(Figure dataset records)
— begin —

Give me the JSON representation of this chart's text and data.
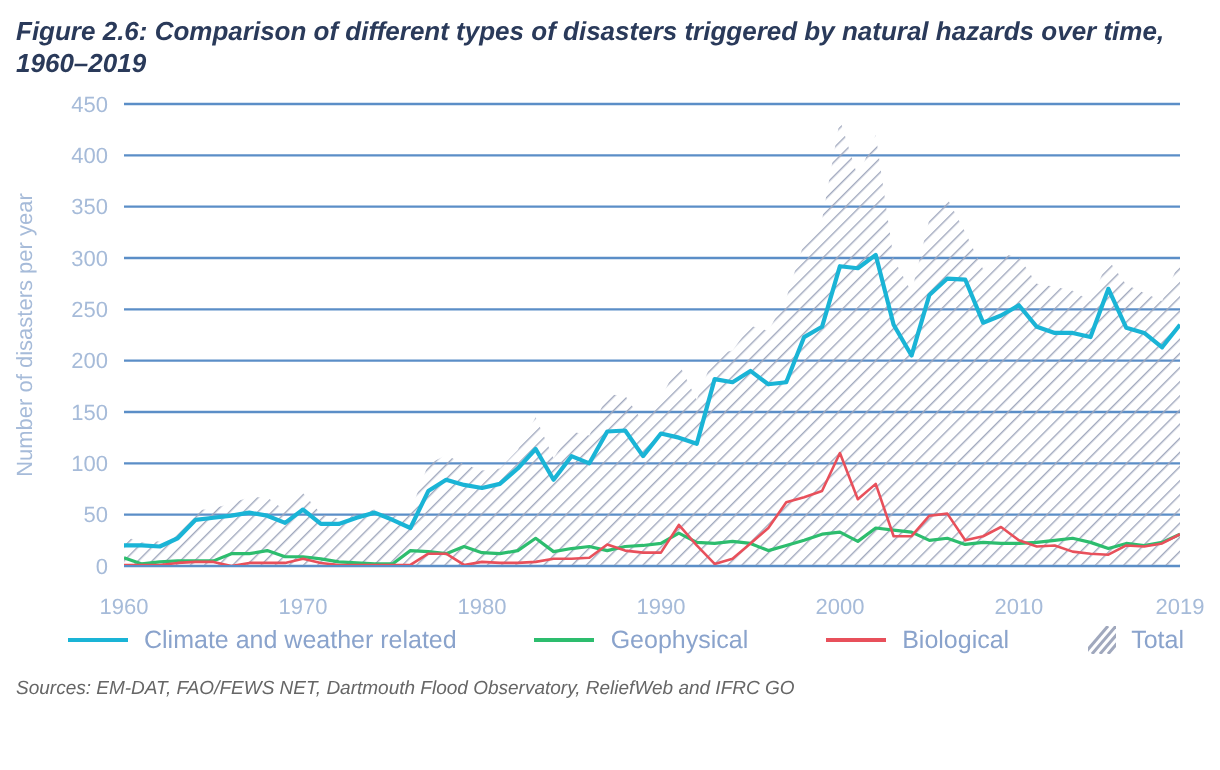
{
  "chart_data": {
    "type": "line",
    "title": "Figure 2.6: Comparison of different types of disasters triggered by natural hazards over time, 1960–2019",
    "ylabel": "Number of disasters per year",
    "x": [
      1960,
      1961,
      1962,
      1963,
      1964,
      1965,
      1966,
      1967,
      1968,
      1969,
      1970,
      1971,
      1972,
      1973,
      1974,
      1975,
      1976,
      1977,
      1978,
      1979,
      1980,
      1981,
      1982,
      1983,
      1984,
      1985,
      1986,
      1987,
      1988,
      1989,
      1990,
      1991,
      1992,
      1993,
      1994,
      1995,
      1996,
      1997,
      1998,
      1999,
      2000,
      2001,
      2002,
      2003,
      2004,
      2005,
      2006,
      2007,
      2008,
      2009,
      2010,
      2011,
      2012,
      2013,
      2014,
      2015,
      2016,
      2017,
      2018,
      2019
    ],
    "series": [
      {
        "name": "Total",
        "type": "area",
        "color": "#a0a8bd",
        "values": [
          29,
          23,
          24,
          35,
          54,
          56,
          61,
          67,
          67,
          54,
          71,
          51,
          46,
          51,
          55,
          48,
          53,
          99,
          108,
          99,
          93,
          95,
          113,
          145,
          105,
          131,
          127,
          167,
          166,
          140,
          164,
          197,
          162,
          206,
          210,
          234,
          229,
          261,
          315,
          337,
          435,
          379,
          420,
          299,
          267,
          338,
          358,
          325,
          289,
          304,
          301,
          275,
          272,
          268,
          258,
          298,
          274,
          266,
          258,
          297
        ]
      },
      {
        "name": "Climate and weather related",
        "color": "#1ab4d6",
        "values": [
          20,
          20,
          19,
          27,
          45,
          47,
          49,
          52,
          49,
          42,
          55,
          41,
          41,
          47,
          52,
          45,
          37,
          73,
          84,
          79,
          76,
          80,
          95,
          114,
          84,
          107,
          100,
          131,
          132,
          107,
          129,
          125,
          119,
          182,
          179,
          190,
          177,
          179,
          223,
          233,
          292,
          290,
          303,
          235,
          205,
          264,
          280,
          279,
          237,
          244,
          254,
          233,
          227,
          227,
          223,
          270,
          232,
          227,
          213,
          235
        ]
      },
      {
        "name": "Geophysical",
        "color": "#2dbd6e",
        "values": [
          8,
          2,
          4,
          5,
          5,
          5,
          12,
          12,
          15,
          9,
          9,
          7,
          4,
          3,
          2,
          2,
          15,
          14,
          12,
          19,
          13,
          12,
          15,
          27,
          14,
          17,
          19,
          15,
          19,
          20,
          22,
          32,
          23,
          22,
          24,
          22,
          15,
          20,
          25,
          31,
          33,
          24,
          37,
          35,
          33,
          25,
          27,
          21,
          23,
          22,
          22,
          23,
          25,
          27,
          23,
          17,
          22,
          20,
          23,
          31
        ]
      },
      {
        "name": "Biological",
        "color": "#e8505b",
        "values": [
          1,
          1,
          1,
          3,
          4,
          4,
          0,
          3,
          3,
          3,
          7,
          3,
          1,
          1,
          1,
          1,
          1,
          12,
          12,
          1,
          4,
          3,
          3,
          4,
          7,
          7,
          8,
          21,
          15,
          13,
          13,
          40,
          20,
          2,
          7,
          22,
          37,
          62,
          67,
          73,
          110,
          65,
          80,
          29,
          29,
          49,
          51,
          25,
          29,
          38,
          25,
          19,
          20,
          14,
          12,
          11,
          20,
          19,
          22,
          31
        ]
      }
    ],
    "xlim": [
      1960,
      2019
    ],
    "xticks": [
      1960,
      1970,
      1980,
      1990,
      2000,
      2010,
      2019
    ],
    "ylim": [
      0,
      450
    ],
    "yticks": [
      0,
      50,
      100,
      150,
      200,
      250,
      300,
      350,
      400,
      450
    ],
    "grid": "y",
    "legend": "bottom",
    "marker": "none",
    "line_style": "solid",
    "annotations": [
      "Sources: EM-DAT, FAO/FEWS NET, Dartmouth Flood Observatory, ReliefWeb and IFRC GO"
    ]
  }
}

— end —

▶ **Task statement**:
Strip out the pictures and quote the remaining data word for word.

▶ **Output below**:
Give me the JSON representation of this chart's text and data.
{
  "chart_data": {
    "type": "line",
    "title": "Figure 2.6: Comparison of different types of disasters triggered by natural hazards over time, 1960–2019",
    "ylabel": "Number of disasters per year",
    "x": [
      1960,
      1961,
      1962,
      1963,
      1964,
      1965,
      1966,
      1967,
      1968,
      1969,
      1970,
      1971,
      1972,
      1973,
      1974,
      1975,
      1976,
      1977,
      1978,
      1979,
      1980,
      1981,
      1982,
      1983,
      1984,
      1985,
      1986,
      1987,
      1988,
      1989,
      1990,
      1991,
      1992,
      1993,
      1994,
      1995,
      1996,
      1997,
      1998,
      1999,
      2000,
      2001,
      2002,
      2003,
      2004,
      2005,
      2006,
      2007,
      2008,
      2009,
      2010,
      2011,
      2012,
      2013,
      2014,
      2015,
      2016,
      2017,
      2018,
      2019
    ],
    "series": [
      {
        "name": "Total",
        "type": "area",
        "color": "#a0a8bd",
        "values": [
          29,
          23,
          24,
          35,
          54,
          56,
          61,
          67,
          67,
          54,
          71,
          51,
          46,
          51,
          55,
          48,
          53,
          99,
          108,
          99,
          93,
          95,
          113,
          145,
          105,
          131,
          127,
          167,
          166,
          140,
          164,
          197,
          162,
          206,
          210,
          234,
          229,
          261,
          315,
          337,
          435,
          379,
          420,
          299,
          267,
          338,
          358,
          325,
          289,
          304,
          301,
          275,
          272,
          268,
          258,
          298,
          274,
          266,
          258,
          297
        ]
      },
      {
        "name": "Climate and weather related",
        "color": "#1ab4d6",
        "values": [
          20,
          20,
          19,
          27,
          45,
          47,
          49,
          52,
          49,
          42,
          55,
          41,
          41,
          47,
          52,
          45,
          37,
          73,
          84,
          79,
          76,
          80,
          95,
          114,
          84,
          107,
          100,
          131,
          132,
          107,
          129,
          125,
          119,
          182,
          179,
          190,
          177,
          179,
          223,
          233,
          292,
          290,
          303,
          235,
          205,
          264,
          280,
          279,
          237,
          244,
          254,
          233,
          227,
          227,
          223,
          270,
          232,
          227,
          213,
          235
        ]
      },
      {
        "name": "Geophysical",
        "color": "#2dbd6e",
        "values": [
          8,
          2,
          4,
          5,
          5,
          5,
          12,
          12,
          15,
          9,
          9,
          7,
          4,
          3,
          2,
          2,
          15,
          14,
          12,
          19,
          13,
          12,
          15,
          27,
          14,
          17,
          19,
          15,
          19,
          20,
          22,
          32,
          23,
          22,
          24,
          22,
          15,
          20,
          25,
          31,
          33,
          24,
          37,
          35,
          33,
          25,
          27,
          21,
          23,
          22,
          22,
          23,
          25,
          27,
          23,
          17,
          22,
          20,
          23,
          31
        ]
      },
      {
        "name": "Biological",
        "color": "#e8505b",
        "values": [
          1,
          1,
          1,
          3,
          4,
          4,
          0,
          3,
          3,
          3,
          7,
          3,
          1,
          1,
          1,
          1,
          1,
          12,
          12,
          1,
          4,
          3,
          3,
          4,
          7,
          7,
          8,
          21,
          15,
          13,
          13,
          40,
          20,
          2,
          7,
          22,
          37,
          62,
          67,
          73,
          110,
          65,
          80,
          29,
          29,
          49,
          51,
          25,
          29,
          38,
          25,
          19,
          20,
          14,
          12,
          11,
          20,
          19,
          22,
          31
        ]
      }
    ],
    "xlim": [
      1960,
      2019
    ],
    "xticks": [
      1960,
      1970,
      1980,
      1990,
      2000,
      2010,
      2019
    ],
    "ylim": [
      0,
      450
    ],
    "yticks": [
      0,
      50,
      100,
      150,
      200,
      250,
      300,
      350,
      400,
      450
    ],
    "grid": "y",
    "legend": "bottom",
    "marker": "none",
    "line_style": "solid",
    "annotations": [
      "Sources: EM-DAT, FAO/FEWS NET, Dartmouth Flood Observatory, ReliefWeb and IFRC GO"
    ]
  }
}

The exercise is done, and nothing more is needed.